- [Stated task]:
Print, exactly and completely, every entry in the data.

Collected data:
━━━
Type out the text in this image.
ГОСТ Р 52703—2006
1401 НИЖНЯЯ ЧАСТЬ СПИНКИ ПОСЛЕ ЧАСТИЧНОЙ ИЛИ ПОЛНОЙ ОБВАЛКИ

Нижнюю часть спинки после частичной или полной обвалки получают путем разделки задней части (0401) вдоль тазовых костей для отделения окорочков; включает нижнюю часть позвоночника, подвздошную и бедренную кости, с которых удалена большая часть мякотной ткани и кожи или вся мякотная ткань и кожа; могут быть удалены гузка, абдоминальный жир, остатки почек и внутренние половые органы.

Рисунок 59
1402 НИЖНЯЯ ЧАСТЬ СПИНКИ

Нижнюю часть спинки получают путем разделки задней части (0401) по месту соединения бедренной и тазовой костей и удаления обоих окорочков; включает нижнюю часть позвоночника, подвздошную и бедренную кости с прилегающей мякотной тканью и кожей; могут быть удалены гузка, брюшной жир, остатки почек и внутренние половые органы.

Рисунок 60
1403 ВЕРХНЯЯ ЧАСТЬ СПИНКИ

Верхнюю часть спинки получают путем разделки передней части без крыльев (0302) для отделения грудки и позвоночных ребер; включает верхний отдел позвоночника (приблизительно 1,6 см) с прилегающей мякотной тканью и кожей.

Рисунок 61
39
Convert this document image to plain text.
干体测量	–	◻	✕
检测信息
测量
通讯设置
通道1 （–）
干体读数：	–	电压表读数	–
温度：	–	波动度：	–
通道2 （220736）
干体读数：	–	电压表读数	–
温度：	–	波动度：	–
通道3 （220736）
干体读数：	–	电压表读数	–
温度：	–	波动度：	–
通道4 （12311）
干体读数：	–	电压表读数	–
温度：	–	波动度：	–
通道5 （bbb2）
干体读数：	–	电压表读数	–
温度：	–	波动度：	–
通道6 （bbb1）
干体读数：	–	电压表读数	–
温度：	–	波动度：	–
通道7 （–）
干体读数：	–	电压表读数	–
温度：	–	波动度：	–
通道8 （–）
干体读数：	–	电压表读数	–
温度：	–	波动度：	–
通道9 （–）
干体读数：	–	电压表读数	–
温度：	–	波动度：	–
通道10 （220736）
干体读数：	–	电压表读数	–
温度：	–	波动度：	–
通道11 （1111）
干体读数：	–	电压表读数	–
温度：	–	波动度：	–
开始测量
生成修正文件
━━━
- [Written response]:
Type out the text in this image.
ГОСТ Р 52703—2006
1401 НИЖНЯЯ ЧАСТЬ СПИНКИ ПОСЛЕ ЧАСТИЧНОЙ ИЛИ ПОЛНОЙ ОБВАЛКИ

Нижнюю часть спинки после частичной или полной обвалки получают путем разделки задней части (0401) вдоль тазовых костей для отделения окорочков; включает нижнюю часть позвоночника, подвздошную и бедренную кости, с которых удалена большая часть мякотной ткани и кожи или вся мякотная ткань и кожа; могут быть удалены гузка, абдоминальный жир, остатки почек и внутренние половые органы.

Рисунок 59
1402 НИЖНЯЯ ЧАСТЬ СПИНКИ

Нижнюю часть спинки получают путем разделки задней части (0401) по месту соединения бедренной и тазовой костей и удаления обоих окорочков; включает нижнюю часть позвоночника, подвздошную и бедренную кости с прилегающей мякотной тканью и кожей; могут быть удалены гузка, брюшной жир, остатки почек и внутренние половые органы.

Рисунок 60
1403 ВЕРХНЯЯ ЧАСТЬ СПИНКИ

Верхнюю часть спинки получают путем разделки передней части без крыльев (0302) для отделения грудки и позвоночных ребер; включает верхний отдел позвоночника (приблизительно 1,6 см) с прилегающей мякотной тканью и кожей.

Рисунок 61
39
Convert this document image to plain text.
干体测量	–	◻	✕
检测信息
测量
通讯设置
通道1 （–）
干体读数：	–	电压表读数	–
温度：	–	波动度：	–
通道2 （220736）
干体读数：	–	电压表读数	–
温度：	–	波动度：	–
通道3 （220736）
干体读数：	–	电压表读数	–
温度：	–	波动度：	–
通道4 （12311）
干体读数：	–	电压表读数	–
温度：	–	波动度：	–
通道5 （bbb2）
干体读数：	–	电压表读数	–
温度：	–	波动度：	–
通道6 （bbb1）
干体读数：	–	电压表读数	–
温度：	–	波动度：	–
通道7 （–）
干体读数：	–	电压表读数	–
温度：	–	波动度：	–
通道8 （–）
干体读数：	–	电压表读数	–
温度：	–	波动度：	–
通道9 （–）
干体读数：	–	电压表读数	–
温度：	–	波动度：	–
通道10 （220736）
干体读数：	–	电压表读数	–
温度：	–	波动度：	–
通道11 （1111）
干体读数：	–	电压表读数	–
温度：	–	波动度：	–
开始测量
生成修正文件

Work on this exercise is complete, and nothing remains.